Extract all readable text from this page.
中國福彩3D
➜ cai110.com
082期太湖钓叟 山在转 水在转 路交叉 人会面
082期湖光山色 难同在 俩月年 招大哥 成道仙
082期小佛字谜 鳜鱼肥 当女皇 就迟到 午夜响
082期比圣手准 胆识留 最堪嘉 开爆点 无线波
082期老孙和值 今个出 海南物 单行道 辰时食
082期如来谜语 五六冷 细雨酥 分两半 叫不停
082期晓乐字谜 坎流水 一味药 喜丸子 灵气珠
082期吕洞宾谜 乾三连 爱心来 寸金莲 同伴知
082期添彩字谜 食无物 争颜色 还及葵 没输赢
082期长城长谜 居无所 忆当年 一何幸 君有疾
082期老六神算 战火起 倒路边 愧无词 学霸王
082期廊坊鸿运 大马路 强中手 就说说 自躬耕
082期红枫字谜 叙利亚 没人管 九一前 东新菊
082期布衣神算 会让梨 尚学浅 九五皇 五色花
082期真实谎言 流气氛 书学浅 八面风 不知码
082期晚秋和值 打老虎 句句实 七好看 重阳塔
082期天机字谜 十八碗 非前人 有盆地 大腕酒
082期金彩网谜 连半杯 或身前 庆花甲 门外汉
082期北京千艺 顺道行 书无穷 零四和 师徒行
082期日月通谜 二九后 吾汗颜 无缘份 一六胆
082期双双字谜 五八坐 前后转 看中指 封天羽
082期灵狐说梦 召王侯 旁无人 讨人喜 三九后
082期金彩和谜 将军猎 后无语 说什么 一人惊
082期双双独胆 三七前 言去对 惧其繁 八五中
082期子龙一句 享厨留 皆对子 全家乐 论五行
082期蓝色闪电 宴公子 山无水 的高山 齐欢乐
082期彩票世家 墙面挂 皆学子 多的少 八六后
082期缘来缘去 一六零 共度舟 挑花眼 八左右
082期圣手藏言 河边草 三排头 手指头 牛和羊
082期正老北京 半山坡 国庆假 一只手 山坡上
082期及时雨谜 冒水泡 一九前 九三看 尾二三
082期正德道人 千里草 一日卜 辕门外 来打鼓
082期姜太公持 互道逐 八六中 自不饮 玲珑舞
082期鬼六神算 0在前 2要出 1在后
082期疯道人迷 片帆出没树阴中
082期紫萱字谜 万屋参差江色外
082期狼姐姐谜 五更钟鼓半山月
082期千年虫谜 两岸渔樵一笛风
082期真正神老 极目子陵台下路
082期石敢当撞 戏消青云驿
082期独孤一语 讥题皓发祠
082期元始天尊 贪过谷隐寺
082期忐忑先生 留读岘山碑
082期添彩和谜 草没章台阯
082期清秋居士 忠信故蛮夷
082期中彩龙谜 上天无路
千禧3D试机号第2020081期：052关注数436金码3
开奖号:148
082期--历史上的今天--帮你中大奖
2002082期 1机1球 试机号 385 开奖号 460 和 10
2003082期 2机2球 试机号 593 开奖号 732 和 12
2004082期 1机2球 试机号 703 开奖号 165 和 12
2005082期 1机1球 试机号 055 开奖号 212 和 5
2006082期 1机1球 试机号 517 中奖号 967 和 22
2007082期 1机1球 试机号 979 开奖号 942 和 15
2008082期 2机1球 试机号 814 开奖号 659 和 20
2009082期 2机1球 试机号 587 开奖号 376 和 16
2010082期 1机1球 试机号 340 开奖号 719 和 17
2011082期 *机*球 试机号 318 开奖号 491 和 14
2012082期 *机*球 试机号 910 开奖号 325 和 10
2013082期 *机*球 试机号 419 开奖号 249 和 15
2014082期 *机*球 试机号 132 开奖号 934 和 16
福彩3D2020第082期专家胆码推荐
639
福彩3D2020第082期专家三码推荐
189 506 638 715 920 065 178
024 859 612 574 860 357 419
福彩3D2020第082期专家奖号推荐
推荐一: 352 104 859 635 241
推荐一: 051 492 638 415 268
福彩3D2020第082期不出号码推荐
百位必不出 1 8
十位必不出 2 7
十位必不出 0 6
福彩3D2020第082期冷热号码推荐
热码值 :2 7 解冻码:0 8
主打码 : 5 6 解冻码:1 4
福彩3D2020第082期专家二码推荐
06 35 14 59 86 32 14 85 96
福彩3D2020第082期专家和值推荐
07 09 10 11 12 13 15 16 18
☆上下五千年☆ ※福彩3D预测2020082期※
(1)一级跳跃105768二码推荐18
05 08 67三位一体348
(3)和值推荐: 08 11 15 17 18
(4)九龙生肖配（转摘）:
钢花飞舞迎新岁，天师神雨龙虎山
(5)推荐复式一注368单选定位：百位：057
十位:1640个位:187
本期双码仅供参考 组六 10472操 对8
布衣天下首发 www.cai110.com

> Description of the task: Extract the data in full. Keep it word for word.

> Full answer:
Extract all readable text from this page.
中國福彩3D
➜ cai110.com
082期太湖钓叟 山在转 水在转 路交叉 人会面
082期湖光山色 难同在 俩月年 招大哥 成道仙
082期小佛字谜 鳜鱼肥 当女皇 就迟到 午夜响
082期比圣手准 胆识留 最堪嘉 开爆点 无线波
082期老孙和值 今个出 海南物 单行道 辰时食
082期如来谜语 五六冷 细雨酥 分两半 叫不停
082期晓乐字谜 坎流水 一味药 喜丸子 灵气珠
082期吕洞宾谜 乾三连 爱心来 寸金莲 同伴知
082期添彩字谜 食无物 争颜色 还及葵 没输赢
082期长城长谜 居无所 忆当年 一何幸 君有疾
082期老六神算 战火起 倒路边 愧无词 学霸王
082期廊坊鸿运 大马路 强中手 就说说 自躬耕
082期红枫字谜 叙利亚 没人管 九一前 东新菊
082期布衣神算 会让梨 尚学浅 九五皇 五色花
082期真实谎言 流气氛 书学浅 八面风 不知码
082期晚秋和值 打老虎 句句实 七好看 重阳塔
082期天机字谜 十八碗 非前人 有盆地 大腕酒
082期金彩网谜 连半杯 或身前 庆花甲 门外汉
082期北京千艺 顺道行 书无穷 零四和 师徒行
082期日月通谜 二九后 吾汗颜 无缘份 一六胆
082期双双字谜 五八坐 前后转 看中指 封天羽
082期灵狐说梦 召王侯 旁无人 讨人喜 三九后
082期金彩和谜 将军猎 后无语 说什么 一人惊
082期双双独胆 三七前 言去对 惧其繁 八五中
082期子龙一句 享厨留 皆对子 全家乐 论五行
082期蓝色闪电 宴公子 山无水 的高山 齐欢乐
082期彩票世家 墙面挂 皆学子 多的少 八六后
082期缘来缘去 一六零 共度舟 挑花眼 八左右
082期圣手藏言 河边草 三排头 手指头 牛和羊
082期正老北京 半山坡 国庆假 一只手 山坡上
082期及时雨谜 冒水泡 一九前 九三看 尾二三
082期正德道人 千里草 一日卜 辕门外 来打鼓
082期姜太公持 互道逐 八六中 自不饮 玲珑舞
082期鬼六神算 0在前 2要出 1在后
082期疯道人迷 片帆出没树阴中
082期紫萱字谜 万屋参差江色外
082期狼姐姐谜 五更钟鼓半山月
082期千年虫谜 两岸渔樵一笛风
082期真正神老 极目子陵台下路
082期石敢当撞 戏消青云驿
082期独孤一语 讥题皓发祠
082期元始天尊 贪过谷隐寺
082期忐忑先生 留读岘山碑
082期添彩和谜 草没章台阯
082期清秋居士 忠信故蛮夷
082期中彩龙谜 上天无路
千禧3D试机号第2020081期：052关注数436金码3
开奖号:148
082期--历史上的今天--帮你中大奖
2002082期 1机1球 试机号 385 开奖号 460 和 10
2003082期 2机2球 试机号 593 开奖号 732 和 12
2004082期 1机2球 试机号 703 开奖号 165 和 12
2005082期 1机1球 试机号 055 开奖号 212 和 5
2006082期 1机1球 试机号 517 中奖号 967 和 22
2007082期 1机1球 试机号 979 开奖号 942 和 15
2008082期 2机1球 试机号 814 开奖号 659 和 20
2009082期 2机1球 试机号 587 开奖号 376 和 16
2010082期 1机1球 试机号 340 开奖号 719 和 17
2011082期 *机*球 试机号 318 开奖号 491 和 14
2012082期 *机*球 试机号 910 开奖号 325 和 10
2013082期 *机*球 试机号 419 开奖号 249 和 15
2014082期 *机*球 试机号 132 开奖号 934 和 16
福彩3D2020第082期专家胆码推荐
639
福彩3D2020第082期专家三码推荐
189 506 638 715 920 065 178
024 859 612 574 860 357 419
福彩3D2020第082期专家奖号推荐
推荐一: 352 104 859 635 241
推荐一: 051 492 638 415 268
福彩3D2020第082期不出号码推荐
百位必不出 1 8
十位必不出 2 7
十位必不出 0 6
福彩3D2020第082期冷热号码推荐
热码值 :2 7 解冻码:0 8
主打码 : 5 6 解冻码:1 4
福彩3D2020第082期专家二码推荐
06 35 14 59 86 32 14 85 96
福彩3D2020第082期专家和值推荐
07 09 10 11 12 13 15 16 18
☆上下五千年☆ ※福彩3D预测2020082期※
(1)一级跳跃105768二码推荐18
05 08 67三位一体348
(3)和值推荐: 08 11 15 17 18
(4)九龙生肖配（转摘）:
钢花飞舞迎新岁，天师神雨龙虎山
(5)推荐复式一注368单选定位：百位：057
十位:1640个位:187
本期双码仅供参考 组六 10472操 对8
布衣天下首发 www.cai110.com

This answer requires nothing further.